_Exercise objective_.
Retype the material in full, keeping every word the same.

• • • •

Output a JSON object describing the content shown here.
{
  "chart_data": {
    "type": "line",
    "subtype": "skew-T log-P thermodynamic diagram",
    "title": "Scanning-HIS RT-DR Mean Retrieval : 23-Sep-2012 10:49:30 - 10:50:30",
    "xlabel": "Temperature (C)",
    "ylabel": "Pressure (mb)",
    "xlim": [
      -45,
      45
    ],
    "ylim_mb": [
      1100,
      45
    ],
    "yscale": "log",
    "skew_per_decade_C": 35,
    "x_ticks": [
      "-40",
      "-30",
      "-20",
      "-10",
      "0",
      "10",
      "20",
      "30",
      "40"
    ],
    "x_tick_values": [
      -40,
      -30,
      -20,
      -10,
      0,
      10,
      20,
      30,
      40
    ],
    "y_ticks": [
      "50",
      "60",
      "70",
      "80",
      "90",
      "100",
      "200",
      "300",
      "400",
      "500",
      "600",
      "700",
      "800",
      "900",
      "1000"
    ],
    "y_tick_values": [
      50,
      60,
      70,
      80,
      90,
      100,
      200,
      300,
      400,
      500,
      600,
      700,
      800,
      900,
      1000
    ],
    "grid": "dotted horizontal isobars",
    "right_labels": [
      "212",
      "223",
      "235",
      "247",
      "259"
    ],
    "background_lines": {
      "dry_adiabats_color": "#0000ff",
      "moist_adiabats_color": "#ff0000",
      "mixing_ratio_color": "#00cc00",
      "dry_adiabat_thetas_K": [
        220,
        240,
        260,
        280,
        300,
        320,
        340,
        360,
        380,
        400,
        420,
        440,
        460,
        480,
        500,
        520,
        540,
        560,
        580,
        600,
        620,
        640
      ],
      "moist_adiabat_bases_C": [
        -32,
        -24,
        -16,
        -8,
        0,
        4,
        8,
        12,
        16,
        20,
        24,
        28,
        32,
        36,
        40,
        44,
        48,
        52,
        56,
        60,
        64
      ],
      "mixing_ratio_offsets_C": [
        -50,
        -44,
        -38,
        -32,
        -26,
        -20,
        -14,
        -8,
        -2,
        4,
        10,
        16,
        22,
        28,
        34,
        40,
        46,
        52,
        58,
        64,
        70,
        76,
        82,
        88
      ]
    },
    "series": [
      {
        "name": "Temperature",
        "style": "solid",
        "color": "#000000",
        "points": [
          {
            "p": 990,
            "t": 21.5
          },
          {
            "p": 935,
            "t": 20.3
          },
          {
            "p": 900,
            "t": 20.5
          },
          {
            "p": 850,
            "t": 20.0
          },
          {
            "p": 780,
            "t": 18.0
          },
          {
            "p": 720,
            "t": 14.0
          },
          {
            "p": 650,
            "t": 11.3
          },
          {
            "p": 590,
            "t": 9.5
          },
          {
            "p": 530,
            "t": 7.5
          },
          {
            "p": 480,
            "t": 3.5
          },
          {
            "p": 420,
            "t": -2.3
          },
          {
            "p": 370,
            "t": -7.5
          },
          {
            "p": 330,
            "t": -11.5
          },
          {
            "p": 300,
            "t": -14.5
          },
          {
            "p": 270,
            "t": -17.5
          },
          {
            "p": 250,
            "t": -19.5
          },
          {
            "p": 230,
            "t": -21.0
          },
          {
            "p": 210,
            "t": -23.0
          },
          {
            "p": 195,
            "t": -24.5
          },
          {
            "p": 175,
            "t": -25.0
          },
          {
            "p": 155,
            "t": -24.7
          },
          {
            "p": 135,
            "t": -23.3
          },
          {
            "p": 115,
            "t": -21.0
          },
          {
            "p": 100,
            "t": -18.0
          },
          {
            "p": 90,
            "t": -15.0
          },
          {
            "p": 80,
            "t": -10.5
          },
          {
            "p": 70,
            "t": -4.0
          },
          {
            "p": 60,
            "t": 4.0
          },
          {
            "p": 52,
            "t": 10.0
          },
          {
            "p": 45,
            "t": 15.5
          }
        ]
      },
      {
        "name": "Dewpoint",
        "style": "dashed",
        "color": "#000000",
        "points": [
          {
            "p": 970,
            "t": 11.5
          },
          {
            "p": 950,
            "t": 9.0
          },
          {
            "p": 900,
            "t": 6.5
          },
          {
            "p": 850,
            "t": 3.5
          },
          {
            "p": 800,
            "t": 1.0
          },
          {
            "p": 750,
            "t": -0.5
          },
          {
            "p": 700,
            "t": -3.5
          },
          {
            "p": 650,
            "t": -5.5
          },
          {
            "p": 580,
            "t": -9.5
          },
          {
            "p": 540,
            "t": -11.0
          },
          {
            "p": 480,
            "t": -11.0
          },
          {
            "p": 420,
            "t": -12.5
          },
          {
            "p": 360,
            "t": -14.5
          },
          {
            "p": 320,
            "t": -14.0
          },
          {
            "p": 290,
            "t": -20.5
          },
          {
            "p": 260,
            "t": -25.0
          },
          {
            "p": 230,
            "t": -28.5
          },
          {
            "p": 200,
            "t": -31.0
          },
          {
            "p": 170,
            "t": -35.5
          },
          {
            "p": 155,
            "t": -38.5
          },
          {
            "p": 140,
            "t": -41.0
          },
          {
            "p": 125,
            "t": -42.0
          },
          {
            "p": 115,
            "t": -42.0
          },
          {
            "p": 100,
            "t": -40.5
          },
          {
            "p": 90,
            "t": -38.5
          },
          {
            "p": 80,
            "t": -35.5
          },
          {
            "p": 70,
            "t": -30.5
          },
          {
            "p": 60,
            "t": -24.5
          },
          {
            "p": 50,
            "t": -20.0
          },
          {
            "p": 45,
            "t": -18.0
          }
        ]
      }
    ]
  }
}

• • • •

_Worked solution_.
Output a JSON object describing the content shown here.
{
  "chart_data": {
    "type": "line",
    "subtype": "skew-T log-P thermodynamic diagram",
    "title": "Scanning-HIS RT-DR Mean Retrieval : 23-Sep-2012 10:49:30 - 10:50:30",
    "xlabel": "Temperature (C)",
    "ylabel": "Pressure (mb)",
    "xlim": [
      -45,
      45
    ],
    "ylim_mb": [
      1100,
      45
    ],
    "yscale": "log",
    "skew_per_decade_C": 35,
    "x_ticks": [
      "-40",
      "-30",
      "-20",
      "-10",
      "0",
      "10",
      "20",
      "30",
      "40"
    ],
    "x_tick_values": [
      -40,
      -30,
      -20,
      -10,
      0,
      10,
      20,
      30,
      40
    ],
    "y_ticks": [
      "50",
      "60",
      "70",
      "80",
      "90",
      "100",
      "200",
      "300",
      "400",
      "500",
      "600",
      "700",
      "800",
      "900",
      "1000"
    ],
    "y_tick_values": [
      50,
      60,
      70,
      80,
      90,
      100,
      200,
      300,
      400,
      500,
      600,
      700,
      800,
      900,
      1000
    ],
    "grid": "dotted horizontal isobars",
    "right_labels": [
      "212",
      "223",
      "235",
      "247",
      "259"
    ],
    "background_lines": {
      "dry_adiabats_color": "#0000ff",
      "moist_adiabats_color": "#ff0000",
      "mixing_ratio_color": "#00cc00",
      "dry_adiabat_thetas_K": [
        220,
        240,
        260,
        280,
        300,
        320,
        340,
        360,
        380,
        400,
        420,
        440,
        460,
        480,
        500,
        520,
        540,
        560,
        580,
        600,
        620,
        640
      ],
      "moist_adiabat_bases_C": [
        -32,
        -24,
        -16,
        -8,
        0,
        4,
        8,
        12,
        16,
        20,
        24,
        28,
        32,
        36,
        40,
        44,
        48,
        52,
        56,
        60,
        64
      ],
      "mixing_ratio_offsets_C": [
        -50,
        -44,
        -38,
        -32,
        -26,
        -20,
        -14,
        -8,
        -2,
        4,
        10,
        16,
        22,
        28,
        34,
        40,
        46,
        52,
        58,
        64,
        70,
        76,
        82,
        88
      ]
    },
    "series": [
      {
        "name": "Temperature",
        "style": "solid",
        "color": "#000000",
        "points": [
          {
            "p": 990,
            "t": 21.5
          },
          {
            "p": 935,
            "t": 20.3
          },
          {
            "p": 900,
            "t": 20.5
          },
          {
            "p": 850,
            "t": 20.0
          },
          {
            "p": 780,
            "t": 18.0
          },
          {
            "p": 720,
            "t": 14.0
          },
          {
            "p": 650,
            "t": 11.3
          },
          {
            "p": 590,
            "t": 9.5
          },
          {
            "p": 530,
            "t": 7.5
          },
          {
            "p": 480,
            "t": 3.5
          },
          {
            "p": 420,
            "t": -2.3
          },
          {
            "p": 370,
            "t": -7.5
          },
          {
            "p": 330,
            "t": -11.5
          },
          {
            "p": 300,
            "t": -14.5
          },
          {
            "p": 270,
            "t": -17.5
          },
          {
            "p": 250,
            "t": -19.5
          },
          {
            "p": 230,
            "t": -21.0
          },
          {
            "p": 210,
            "t": -23.0
          },
          {
            "p": 195,
            "t": -24.5
          },
          {
            "p": 175,
            "t": -25.0
          },
          {
            "p": 155,
            "t": -24.7
          },
          {
            "p": 135,
            "t": -23.3
          },
          {
            "p": 115,
            "t": -21.0
          },
          {
            "p": 100,
            "t": -18.0
          },
          {
            "p": 90,
            "t": -15.0
          },
          {
            "p": 80,
            "t": -10.5
          },
          {
            "p": 70,
            "t": -4.0
          },
          {
            "p": 60,
            "t": 4.0
          },
          {
            "p": 52,
            "t": 10.0
          },
          {
            "p": 45,
            "t": 15.5
          }
        ]
      },
      {
        "name": "Dewpoint",
        "style": "dashed",
        "color": "#000000",
        "points": [
          {
            "p": 970,
            "t": 11.5
          },
          {
            "p": 950,
            "t": 9.0
          },
          {
            "p": 900,
            "t": 6.5
          },
          {
            "p": 850,
            "t": 3.5
          },
          {
            "p": 800,
            "t": 1.0
          },
          {
            "p": 750,
            "t": -0.5
          },
          {
            "p": 700,
            "t": -3.5
          },
          {
            "p": 650,
            "t": -5.5
          },
          {
            "p": 580,
            "t": -9.5
          },
          {
            "p": 540,
            "t": -11.0
          },
          {
            "p": 480,
            "t": -11.0
          },
          {
            "p": 420,
            "t": -12.5
          },
          {
            "p": 360,
            "t": -14.5
          },
          {
            "p": 320,
            "t": -14.0
          },
          {
            "p": 290,
            "t": -20.5
          },
          {
            "p": 260,
            "t": -25.0
          },
          {
            "p": 230,
            "t": -28.5
          },
          {
            "p": 200,
            "t": -31.0
          },
          {
            "p": 170,
            "t": -35.5
          },
          {
            "p": 155,
            "t": -38.5
          },
          {
            "p": 140,
            "t": -41.0
          },
          {
            "p": 125,
            "t": -42.0
          },
          {
            "p": 115,
            "t": -42.0
          },
          {
            "p": 100,
            "t": -40.5
          },
          {
            "p": 90,
            "t": -38.5
          },
          {
            "p": 80,
            "t": -35.5
          },
          {
            "p": 70,
            "t": -30.5
          },
          {
            "p": 60,
            "t": -24.5
          },
          {
            "p": 50,
            "t": -20.0
          },
          {
            "p": 45,
            "t": -18.0
          }
        ]
      }
    ]
  }
}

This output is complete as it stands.